§ Direction
Omit the images. Copy each entry word for word.

§ Data supplied
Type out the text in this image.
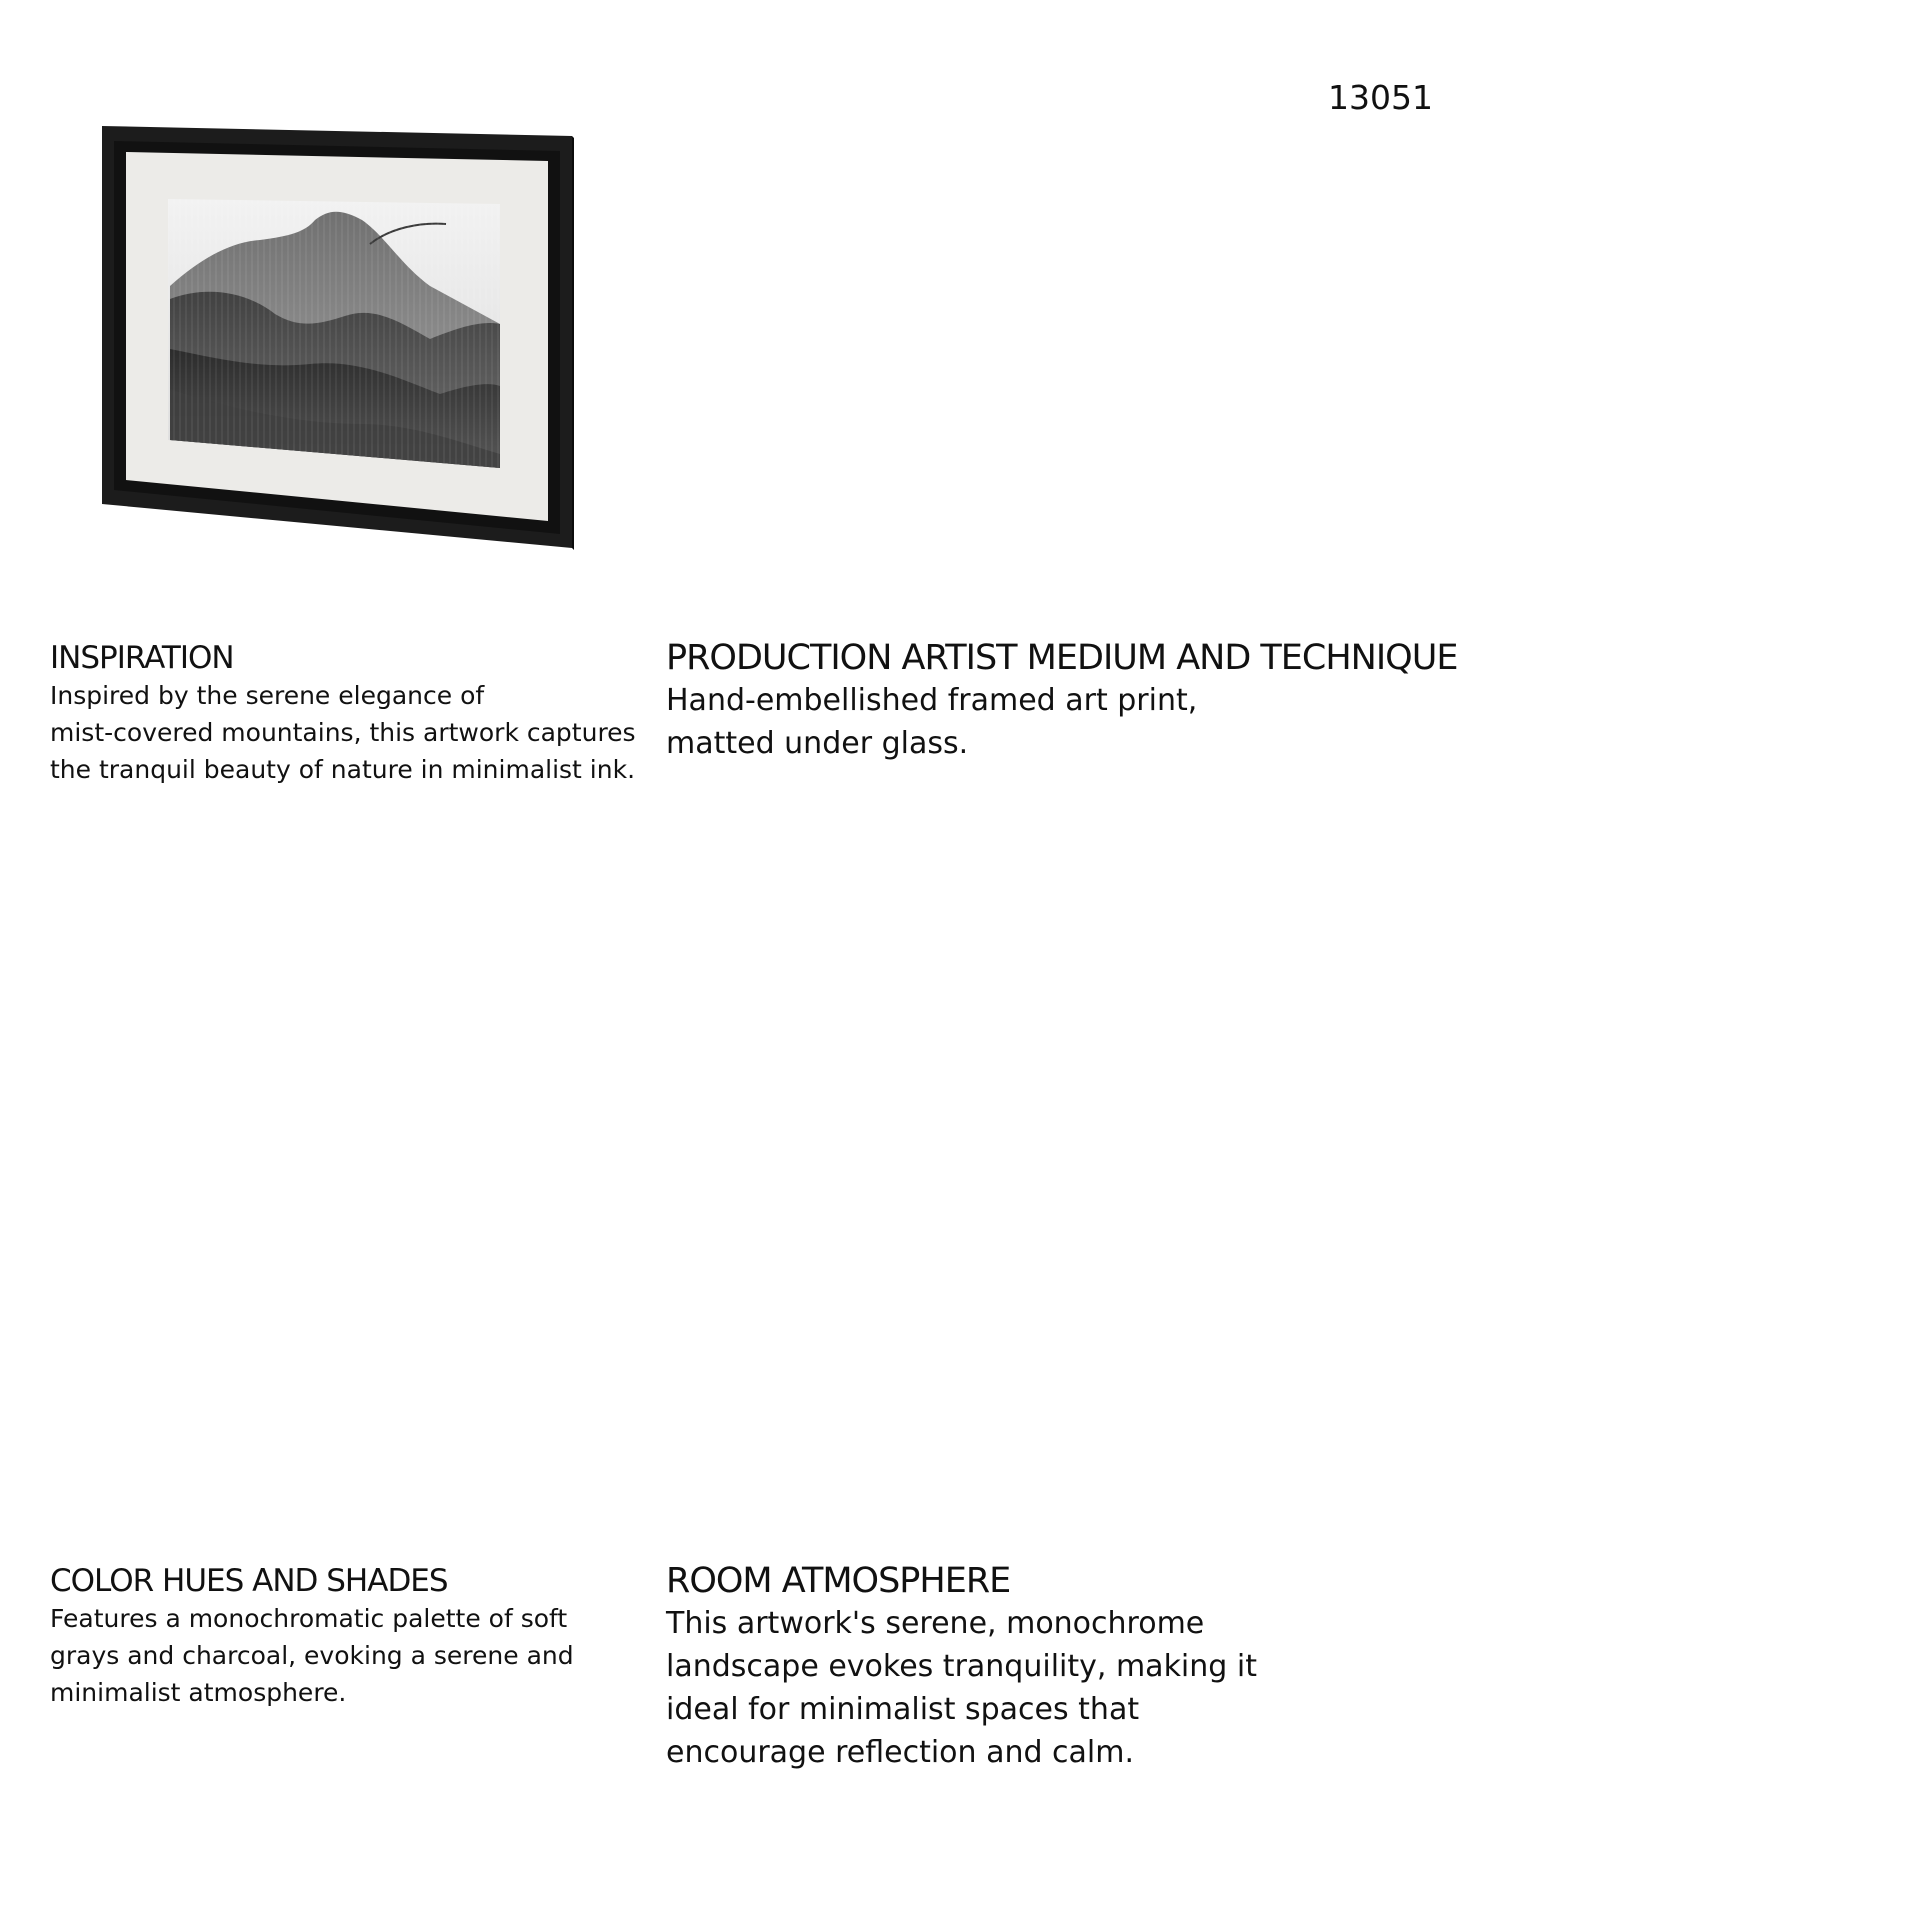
13051
INSPIRATION

Inspired by the serene elegance of
mist-covered mountains, this artwork captures
the tranquil beauty of nature in minimalist ink.

PRODUCTION ARTIST MEDIUM AND TECHNIQUE

Hand-embellished framed art print,
matted under glass.

COLOR HUES AND SHADES

Features a monochromatic palette of soft
grays and charcoal, evoking a serene and
minimalist atmosphere.

ROOM ATMOSPHERE

This artwork's serene, monochrome
landscape evokes tranquility, making it
ideal for minimalist spaces that
encourage reflection and calm.
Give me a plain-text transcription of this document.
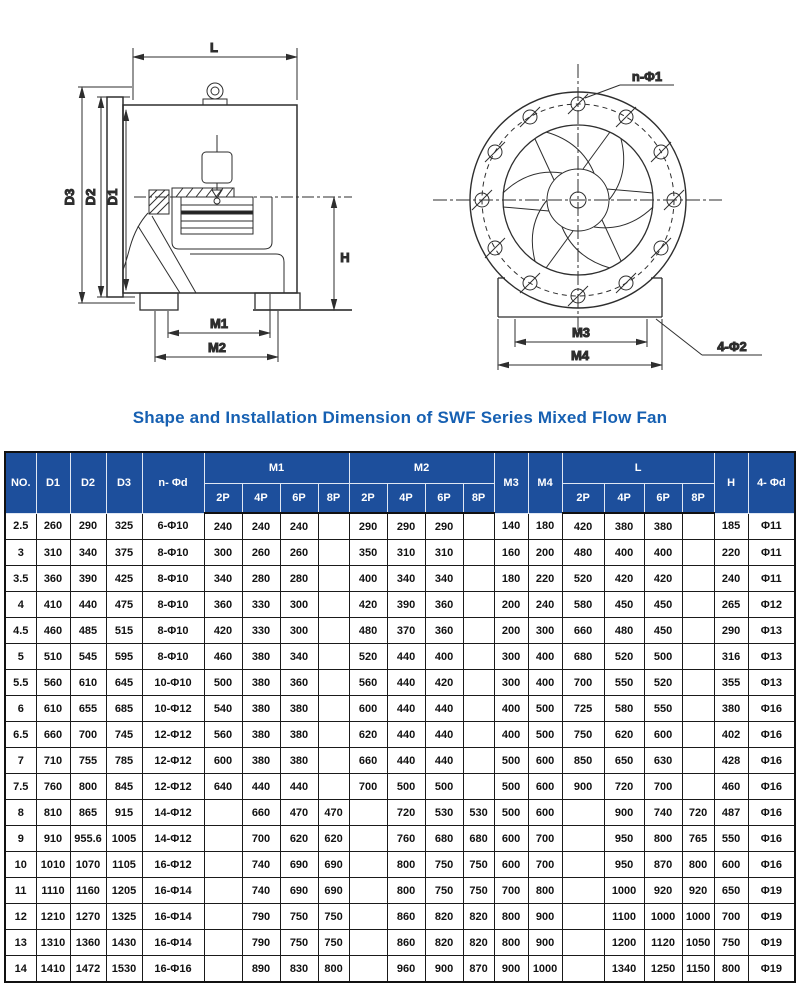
L
D3 D2 D1
H
M1
M2
n-Φ1
4-Φ2
M3
M4
Shape and Installation Dimension of SWF Series Mixed Flow Fan
NO.	D1	D2	D3	n- Φd	M1				M2				M3	M4	L				H	4- Φd
					2P	4P	6P	8P	2P	4P	6P	8P			2P	4P	6P	8P		
2.5	260	290	325	6-Φ10	240	240	240		290	290	290		140	180	420	380	380		185	Φ11
3	310	340	375	8-Φ10	300	260	260		350	310	310		160	200	480	400	400		220	Φ11
3.5	360	390	425	8-Φ10	340	280	280		400	340	340		180	220	520	420	420		240	Φ11
4	410	440	475	8-Φ10	360	330	300		420	390	360		200	240	580	450	450		265	Φ12
4.5	460	485	515	8-Φ10	420	330	300		480	370	360		200	300	660	480	450		290	Φ13
5	510	545	595	8-Φ10	460	380	340		520	440	400		300	400	680	520	500		316	Φ13
5.5	560	610	645	10-Φ10	500	380	360		560	440	420		300	400	700	550	520		355	Φ13
6	610	655	685	10-Φ12	540	380	380		600	440	440		400	500	725	580	550		380	Φ16
6.5	660	700	745	12-Φ12	560	380	380		620	440	440		400	500	750	620	600		402	Φ16
7	710	755	785	12-Φ12	600	380	380		660	440	440		500	600	850	650	630		428	Φ16
7.5	760	800	845	12-Φ12	640	440	440		700	500	500		500	600	900	720	700		460	Φ16
8	810	865	915	14-Φ12		660	470	470		720	530	530	500	600		900	740	720	487	Φ16
9	910	955.6	1005	14-Φ12		700	620	620		760	680	680	600	700		950	800	765	550	Φ16
10	1010	1070	1105	16-Φ12		740	690	690		800	750	750	600	700		950	870	800	600	Φ16
11	1110	1160	1205	16-Φ14		740	690	690		800	750	750	700	800		1000	920	920	650	Φ19
12	1210	1270	1325	16-Φ14		790	750	750		860	820	820	800	900		1100	1000	1000	700	Φ19
13	1310	1360	1430	16-Φ14		790	750	750		860	820	820	800	900		1200	1120	1050	750	Φ19
14	1410	1472	1530	16-Φ16		890	830	800		960	900	870	900	1000		1340	1250	1150	800	Φ19
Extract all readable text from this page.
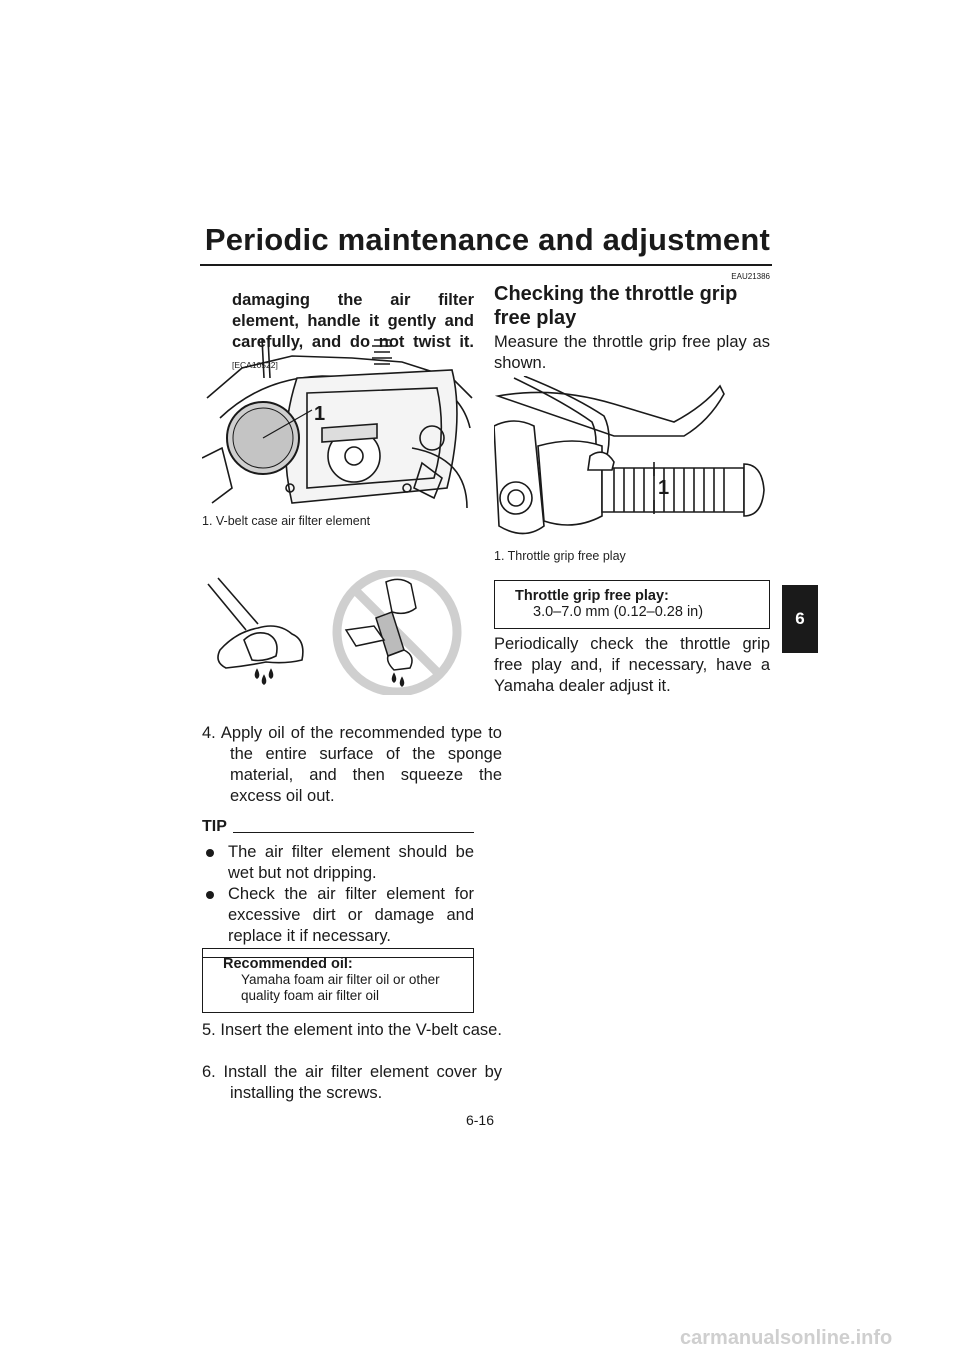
Periodic maintenance and adjustment
6
damaging the air filter element, handle it gently and carefully, and do not twist it. [ECA10522]
1
1. V-belt case air filter element
4. Apply oil of the recommended type to the entire surface of the sponge material, and then squeeze the excess oil out.
TIP
The air filter element should be wet but not dripping.
Check the air filter element for excessive dirt or damage and replace it if necessary.
Recommended oil:
Yamaha foam air filter oil or other quality foam air filter oil
5. Insert the element into the V-belt case.
6. Install the air filter element cover by installing the screws.
EAU21386
Checking the throttle grip free play
Measure the throttle grip free play as shown.
1
1. Throttle grip free play
Throttle grip free play:
3.0–7.0 mm (0.12–0.28 in)
Periodically check the throttle grip free play and, if necessary, have a Yamaha dealer adjust it.
6-16
carmanualsonline.info
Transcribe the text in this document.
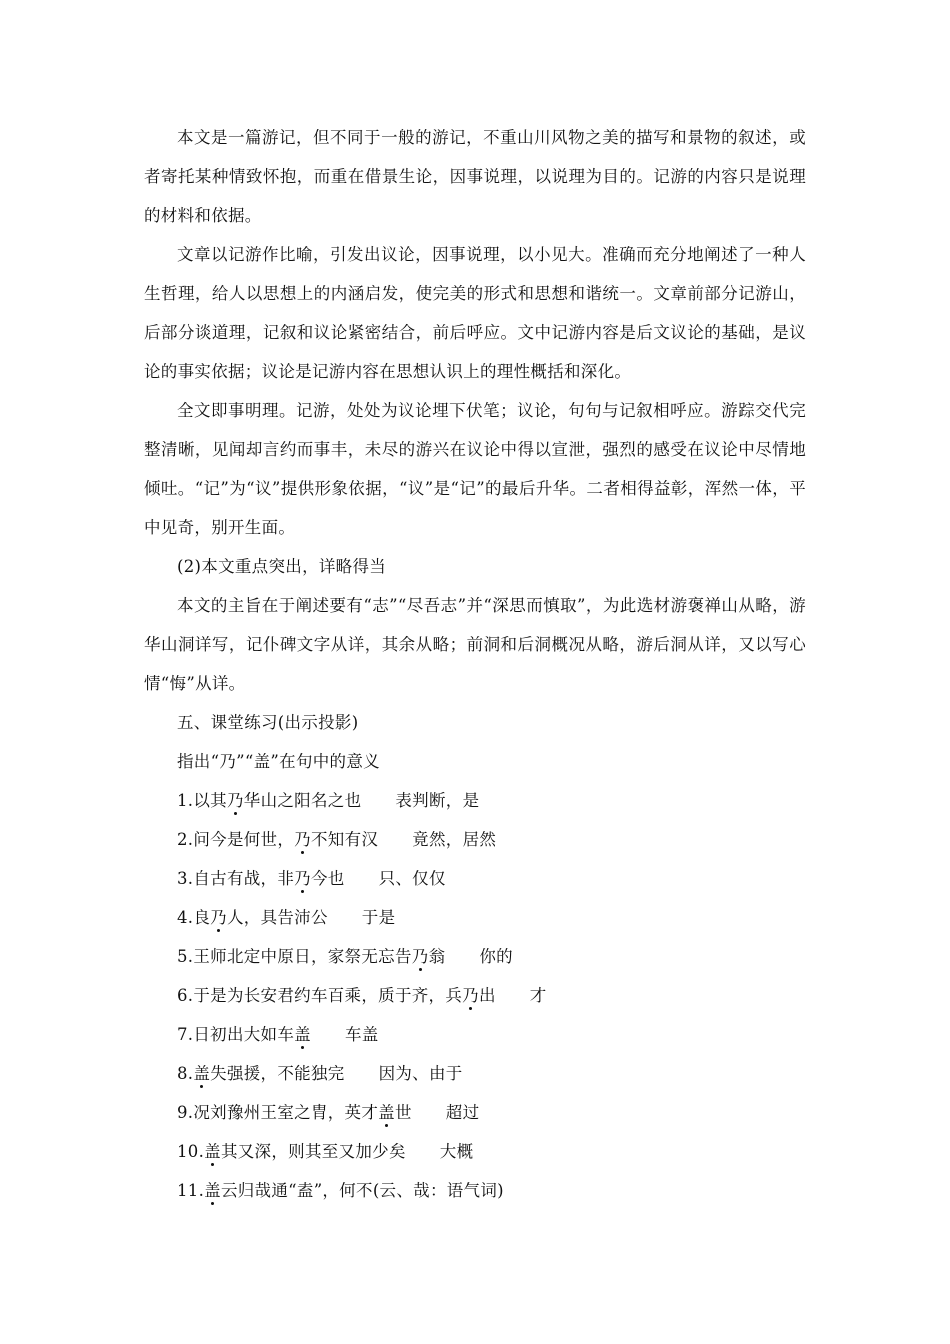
本文是一篇游记，但不同于一般的游记，不重山川风物之美的描写和景物的叙述，或者寄托某种情致怀抱，而重在借景生论，因事说理，以说理为目的。记游的内容只是说理的材料和依据。

文章以记游作比喻，引发出议论，因事说理，以小见大。准确而充分地阐述了一种人生哲理，给人以思想上的内涵启发，使完美的形式和思想和谐统一。文章前部分记游山，后部分谈道理，记叙和议论紧密结合，前后呼应。文中记游内容是后文议论的基础，是议论的事实依据；议论是记游内容在思想认识上的理性概括和深化。

全文即事明理。记游，处处为议论埋下伏笔；议论，句句与记叙相呼应。游踪交代完整清晰，见闻却言约而事丰，未尽的游兴在议论中得以宣泄，强烈的感受在议论中尽情地倾吐。“记”为“议”提供形象依据，“议”是“记”的最后升华。二者相得益彰，浑然一体，平中见奇，别开生面。

(2)本文重点突出，详略得当

本文的主旨在于阐述要有“志”“尽吾志”并“深思而慎取”，为此选材游褒禅山从略，游华山洞详写，记仆碑文字从详，其余从略；前洞和后洞概况从略，游后洞从详，又以写心情“悔”从详。

五、课堂练习(出示投影)

指出“乃”“盖”在句中的意义

1.以其乃华山之阳名之也 表判断，是

2.问今是何世，乃不知有汉 竟然，居然

3.自古有战，非乃今也 只、仅仅

4.良乃人，具告沛公 于是

5.王师北定中原日，家祭无忘告乃翁 你的

6.于是为长安君约车百乘，质于齐，兵乃出 才

7.日初出大如车盖 车盖

8.盖失强援，不能独完 因为、由于

9.况刘豫州王室之胄，英才盖世 超过

10.盖其又深，则其至又加少矣 大概

11.盖云归哉通“盍”，何不(云、哉：语气词)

§ Response
Type out the text in this image.
13051
INSPIRATION

Inspired by the serene elegance of
mist-covered mountains, this artwork captures
the tranquil beauty of nature in minimalist ink.

PRODUCTION ARTIST MEDIUM AND TECHNIQUE

Hand-embellished framed art print,
matted under glass.

COLOR HUES AND SHADES

Features a monochromatic palette of soft
grays and charcoal, evoking a serene and
minimalist atmosphere.

ROOM ATMOSPHERE

This artwork's serene, monochrome
landscape evokes tranquility, making it
ideal for minimalist spaces that
encourage reflection and calm.
Give me a plain-text transcription of this document.
L
D3 D2 D1
H
M1
M2
n-Φ1
4-Φ2
M3
M4
Shape and Installation Dimension of SWF Series Mixed Flow Fan
NO.	D1	D2	D3	n- Φd	M1				M2				M3	M4	L				H	4- Φd
					2P	4P	6P	8P	2P	4P	6P	8P			2P	4P	6P	8P		
2.5	260	290	325	6-Φ10	240	240	240		290	290	290		140	180	420	380	380		185	Φ11
3	310	340	375	8-Φ10	300	260	260		350	310	310		160	200	480	400	400		220	Φ11
3.5	360	390	425	8-Φ10	340	280	280		400	340	340		180	220	520	420	420		240	Φ11
4	410	440	475	8-Φ10	360	330	300		420	390	360		200	240	580	450	450		265	Φ12
4.5	460	485	515	8-Φ10	420	330	300		480	370	360		200	300	660	480	450		290	Φ13
5	510	545	595	8-Φ10	460	380	340		520	440	400		300	400	680	520	500		316	Φ13
5.5	560	610	645	10-Φ10	500	380	360		560	440	420		300	400	700	550	520		355	Φ13
6	610	655	685	10-Φ12	540	380	380		600	440	440		400	500	725	580	550		380	Φ16
6.5	660	700	745	12-Φ12	560	380	380		620	440	440		400	500	750	620	600		402	Φ16
7	710	755	785	12-Φ12	600	380	380		660	440	440		500	600	850	650	630		428	Φ16
7.5	760	800	845	12-Φ12	640	440	440		700	500	500		500	600	900	720	700		460	Φ16
8	810	865	915	14-Φ12		660	470	470		720	530	530	500	600		900	740	720	487	Φ16
9	910	955.6	1005	14-Φ12		700	620	620		760	680	680	600	700		950	800	765	550	Φ16
10	1010	1070	1105	16-Φ12		740	690	690		800	750	750	600	700		950	870	800	600	Φ16
11	1110	1160	1205	16-Φ14		740	690	690		800	750	750	700	800		1000	920	920	650	Φ19
12	1210	1270	1325	16-Φ14		790	750	750		860	820	820	800	900		1100	1000	1000	700	Φ19
13	1310	1360	1430	16-Φ14		790	750	750		860	820	820	800	900		1200	1120	1050	750	Φ19
14	1410	1472	1530	16-Φ16		890	830	800		960	900	870	900	1000		1340	1250	1150	800	Φ19
Extract all readable text from this page.
Periodic maintenance and adjustment
6
damaging the air filter element, handle it gently and carefully, and do not twist it. [ECA10522]
1
1. V-belt case air filter element
4. Apply oil of the recommended type to the entire surface of the sponge material, and then squeeze the excess oil out.
TIP
The air filter element should be wet but not dripping.
Check the air filter element for excessive dirt or damage and replace it if necessary.
Recommended oil:
Yamaha foam air filter oil or other quality foam air filter oil
5. Insert the element into the V-belt case.
6. Install the air filter element cover by installing the screws.
EAU21386
Checking the throttle grip free play
Measure the throttle grip free play as shown.
1
1. Throttle grip free play
Throttle grip free play:
3.0–7.0 mm (0.12–0.28 in)
Periodically check the throttle grip free play and, if necessary, have a Yamaha dealer adjust it.
6-16
carmanualsonline.info
Transcribe the text in this document.
本文是一篇游记，但不同于一般的游记，不重山川风物之美的描写和景物的叙述，或者寄托某种情致怀抱，而重在借景生论，因事说理，以说理为目的。记游的内容只是说理的材料和依据。

文章以记游作比喻，引发出议论，因事说理，以小见大。准确而充分地阐述了一种人生哲理，给人以思想上的内涵启发，使完美的形式和思想和谐统一。文章前部分记游山，后部分谈道理，记叙和议论紧密结合，前后呼应。文中记游内容是后文议论的基础，是议论的事实依据；议论是记游内容在思想认识上的理性概括和深化。

全文即事明理。记游，处处为议论埋下伏笔；议论，句句与记叙相呼应。游踪交代完整清晰，见闻却言约而事丰，未尽的游兴在议论中得以宣泄，强烈的感受在议论中尽情地倾吐。“记”为“议”提供形象依据，“议”是“记”的最后升华。二者相得益彰，浑然一体，平中见奇，别开生面。

(2)本文重点突出，详略得当

本文的主旨在于阐述要有“志”“尽吾志”并“深思而慎取”，为此选材游褒禅山从略，游华山洞详写，记仆碑文字从详，其余从略；前洞和后洞概况从略，游后洞从详，又以写心情“悔”从详。

五、课堂练习(出示投影)

指出“乃”“盖”在句中的意义

1.以其乃华山之阳名之也 表判断，是

2.问今是何世，乃不知有汉 竟然，居然

3.自古有战，非乃今也 只、仅仅

4.良乃人，具告沛公 于是

5.王师北定中原日，家祭无忘告乃翁 你的

6.于是为长安君约车百乘，质于齐，兵乃出 才

7.日初出大如车盖 车盖

8.盖失强援，不能独完 因为、由于

9.况刘豫州王室之胄，英才盖世 超过

10.盖其又深，则其至又加少矣 大概

11.盖云归哉通“盍”，何不(云、哉：语气词)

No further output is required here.